Exercise directions
Omit the pictures, please, and give each record below again exactly.

Listed records
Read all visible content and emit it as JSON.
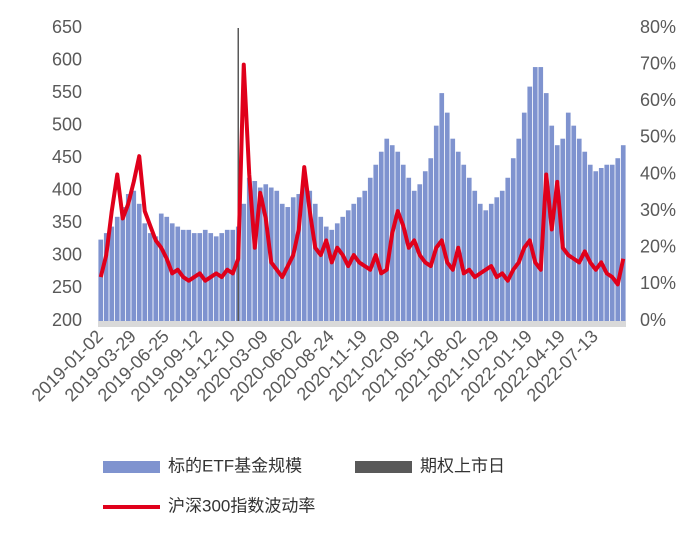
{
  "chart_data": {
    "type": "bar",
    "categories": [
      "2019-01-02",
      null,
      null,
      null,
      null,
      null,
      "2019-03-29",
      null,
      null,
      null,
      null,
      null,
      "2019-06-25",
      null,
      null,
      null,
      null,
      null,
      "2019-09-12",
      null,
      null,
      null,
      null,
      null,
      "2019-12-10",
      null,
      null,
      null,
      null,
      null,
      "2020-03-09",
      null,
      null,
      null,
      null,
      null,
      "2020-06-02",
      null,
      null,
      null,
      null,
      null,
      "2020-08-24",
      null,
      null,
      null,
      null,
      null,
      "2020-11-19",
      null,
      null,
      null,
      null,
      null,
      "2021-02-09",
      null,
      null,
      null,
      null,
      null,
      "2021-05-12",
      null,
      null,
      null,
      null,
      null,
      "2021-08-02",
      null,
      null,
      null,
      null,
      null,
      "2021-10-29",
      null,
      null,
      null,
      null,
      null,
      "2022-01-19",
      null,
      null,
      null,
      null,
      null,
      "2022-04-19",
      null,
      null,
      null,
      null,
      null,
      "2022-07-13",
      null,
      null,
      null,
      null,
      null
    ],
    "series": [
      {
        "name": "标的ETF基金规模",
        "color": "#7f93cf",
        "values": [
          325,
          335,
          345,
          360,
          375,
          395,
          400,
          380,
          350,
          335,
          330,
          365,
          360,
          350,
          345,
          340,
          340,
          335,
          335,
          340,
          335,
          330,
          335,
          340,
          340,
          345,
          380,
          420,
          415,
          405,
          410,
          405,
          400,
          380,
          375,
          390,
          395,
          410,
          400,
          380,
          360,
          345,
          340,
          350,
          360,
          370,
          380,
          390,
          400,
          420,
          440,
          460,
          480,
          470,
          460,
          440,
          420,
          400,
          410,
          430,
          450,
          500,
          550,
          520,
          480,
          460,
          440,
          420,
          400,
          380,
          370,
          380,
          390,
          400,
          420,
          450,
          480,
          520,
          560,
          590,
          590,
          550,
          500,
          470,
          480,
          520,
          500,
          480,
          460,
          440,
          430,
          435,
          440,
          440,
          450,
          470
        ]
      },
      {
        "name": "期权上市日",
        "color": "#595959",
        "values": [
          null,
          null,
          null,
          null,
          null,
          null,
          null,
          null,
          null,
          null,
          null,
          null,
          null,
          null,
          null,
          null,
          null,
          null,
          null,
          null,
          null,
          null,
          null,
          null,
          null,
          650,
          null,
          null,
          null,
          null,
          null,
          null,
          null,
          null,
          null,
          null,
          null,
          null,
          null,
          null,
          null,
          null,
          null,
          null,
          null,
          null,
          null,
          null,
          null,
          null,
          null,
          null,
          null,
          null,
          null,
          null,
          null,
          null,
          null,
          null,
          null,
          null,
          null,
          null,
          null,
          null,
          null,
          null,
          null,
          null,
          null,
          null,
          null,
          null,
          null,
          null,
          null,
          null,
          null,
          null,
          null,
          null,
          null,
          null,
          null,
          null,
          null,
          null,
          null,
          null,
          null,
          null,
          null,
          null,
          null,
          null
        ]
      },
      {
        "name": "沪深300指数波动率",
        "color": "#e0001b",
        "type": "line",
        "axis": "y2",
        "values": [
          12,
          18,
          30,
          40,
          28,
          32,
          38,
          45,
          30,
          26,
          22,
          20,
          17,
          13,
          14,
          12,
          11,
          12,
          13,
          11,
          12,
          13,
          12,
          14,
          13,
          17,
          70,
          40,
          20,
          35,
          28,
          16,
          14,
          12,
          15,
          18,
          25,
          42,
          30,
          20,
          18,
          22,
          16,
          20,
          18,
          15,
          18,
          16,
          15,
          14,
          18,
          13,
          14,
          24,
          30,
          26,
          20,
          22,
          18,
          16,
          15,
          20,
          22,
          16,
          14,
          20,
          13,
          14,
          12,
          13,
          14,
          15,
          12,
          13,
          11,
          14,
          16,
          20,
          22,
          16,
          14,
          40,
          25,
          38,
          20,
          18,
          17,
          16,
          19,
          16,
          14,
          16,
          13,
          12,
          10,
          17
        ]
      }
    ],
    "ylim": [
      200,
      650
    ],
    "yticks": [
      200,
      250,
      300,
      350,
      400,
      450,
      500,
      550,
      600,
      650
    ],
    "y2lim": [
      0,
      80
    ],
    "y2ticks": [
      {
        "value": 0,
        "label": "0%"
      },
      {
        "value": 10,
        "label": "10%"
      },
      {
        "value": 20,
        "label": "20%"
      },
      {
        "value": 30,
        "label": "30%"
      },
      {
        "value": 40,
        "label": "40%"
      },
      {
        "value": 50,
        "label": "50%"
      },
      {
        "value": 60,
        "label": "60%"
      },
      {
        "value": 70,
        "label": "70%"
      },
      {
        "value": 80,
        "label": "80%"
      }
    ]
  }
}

Task output
Read all visible content and emit it as JSON.
{
  "chart_data": {
    "type": "bar",
    "categories": [
      "2019-01-02",
      null,
      null,
      null,
      null,
      null,
      "2019-03-29",
      null,
      null,
      null,
      null,
      null,
      "2019-06-25",
      null,
      null,
      null,
      null,
      null,
      "2019-09-12",
      null,
      null,
      null,
      null,
      null,
      "2019-12-10",
      null,
      null,
      null,
      null,
      null,
      "2020-03-09",
      null,
      null,
      null,
      null,
      null,
      "2020-06-02",
      null,
      null,
      null,
      null,
      null,
      "2020-08-24",
      null,
      null,
      null,
      null,
      null,
      "2020-11-19",
      null,
      null,
      null,
      null,
      null,
      "2021-02-09",
      null,
      null,
      null,
      null,
      null,
      "2021-05-12",
      null,
      null,
      null,
      null,
      null,
      "2021-08-02",
      null,
      null,
      null,
      null,
      null,
      "2021-10-29",
      null,
      null,
      null,
      null,
      null,
      "2022-01-19",
      null,
      null,
      null,
      null,
      null,
      "2022-04-19",
      null,
      null,
      null,
      null,
      null,
      "2022-07-13",
      null,
      null,
      null,
      null,
      null
    ],
    "series": [
      {
        "name": "标的ETF基金规模",
        "color": "#7f93cf",
        "values": [
          325,
          335,
          345,
          360,
          375,
          395,
          400,
          380,
          350,
          335,
          330,
          365,
          360,
          350,
          345,
          340,
          340,
          335,
          335,
          340,
          335,
          330,
          335,
          340,
          340,
          345,
          380,
          420,
          415,
          405,
          410,
          405,
          400,
          380,
          375,
          390,
          395,
          410,
          400,
          380,
          360,
          345,
          340,
          350,
          360,
          370,
          380,
          390,
          400,
          420,
          440,
          460,
          480,
          470,
          460,
          440,
          420,
          400,
          410,
          430,
          450,
          500,
          550,
          520,
          480,
          460,
          440,
          420,
          400,
          380,
          370,
          380,
          390,
          400,
          420,
          450,
          480,
          520,
          560,
          590,
          590,
          550,
          500,
          470,
          480,
          520,
          500,
          480,
          460,
          440,
          430,
          435,
          440,
          440,
          450,
          470
        ]
      },
      {
        "name": "期权上市日",
        "color": "#595959",
        "values": [
          null,
          null,
          null,
          null,
          null,
          null,
          null,
          null,
          null,
          null,
          null,
          null,
          null,
          null,
          null,
          null,
          null,
          null,
          null,
          null,
          null,
          null,
          null,
          null,
          null,
          650,
          null,
          null,
          null,
          null,
          null,
          null,
          null,
          null,
          null,
          null,
          null,
          null,
          null,
          null,
          null,
          null,
          null,
          null,
          null,
          null,
          null,
          null,
          null,
          null,
          null,
          null,
          null,
          null,
          null,
          null,
          null,
          null,
          null,
          null,
          null,
          null,
          null,
          null,
          null,
          null,
          null,
          null,
          null,
          null,
          null,
          null,
          null,
          null,
          null,
          null,
          null,
          null,
          null,
          null,
          null,
          null,
          null,
          null,
          null,
          null,
          null,
          null,
          null,
          null,
          null,
          null,
          null,
          null,
          null,
          null
        ]
      },
      {
        "name": "沪深300指数波动率",
        "color": "#e0001b",
        "type": "line",
        "axis": "y2",
        "values": [
          12,
          18,
          30,
          40,
          28,
          32,
          38,
          45,
          30,
          26,
          22,
          20,
          17,
          13,
          14,
          12,
          11,
          12,
          13,
          11,
          12,
          13,
          12,
          14,
          13,
          17,
          70,
          40,
          20,
          35,
          28,
          16,
          14,
          12,
          15,
          18,
          25,
          42,
          30,
          20,
          18,
          22,
          16,
          20,
          18,
          15,
          18,
          16,
          15,
          14,
          18,
          13,
          14,
          24,
          30,
          26,
          20,
          22,
          18,
          16,
          15,
          20,
          22,
          16,
          14,
          20,
          13,
          14,
          12,
          13,
          14,
          15,
          12,
          13,
          11,
          14,
          16,
          20,
          22,
          16,
          14,
          40,
          25,
          38,
          20,
          18,
          17,
          16,
          19,
          16,
          14,
          16,
          13,
          12,
          10,
          17
        ]
      }
    ],
    "ylim": [
      200,
      650
    ],
    "yticks": [
      200,
      250,
      300,
      350,
      400,
      450,
      500,
      550,
      600,
      650
    ],
    "y2lim": [
      0,
      80
    ],
    "y2ticks": [
      {
        "value": 0,
        "label": "0%"
      },
      {
        "value": 10,
        "label": "10%"
      },
      {
        "value": 20,
        "label": "20%"
      },
      {
        "value": 30,
        "label": "30%"
      },
      {
        "value": 40,
        "label": "40%"
      },
      {
        "value": 50,
        "label": "50%"
      },
      {
        "value": 60,
        "label": "60%"
      },
      {
        "value": 70,
        "label": "70%"
      },
      {
        "value": 80,
        "label": "80%"
      }
    ]
  }
}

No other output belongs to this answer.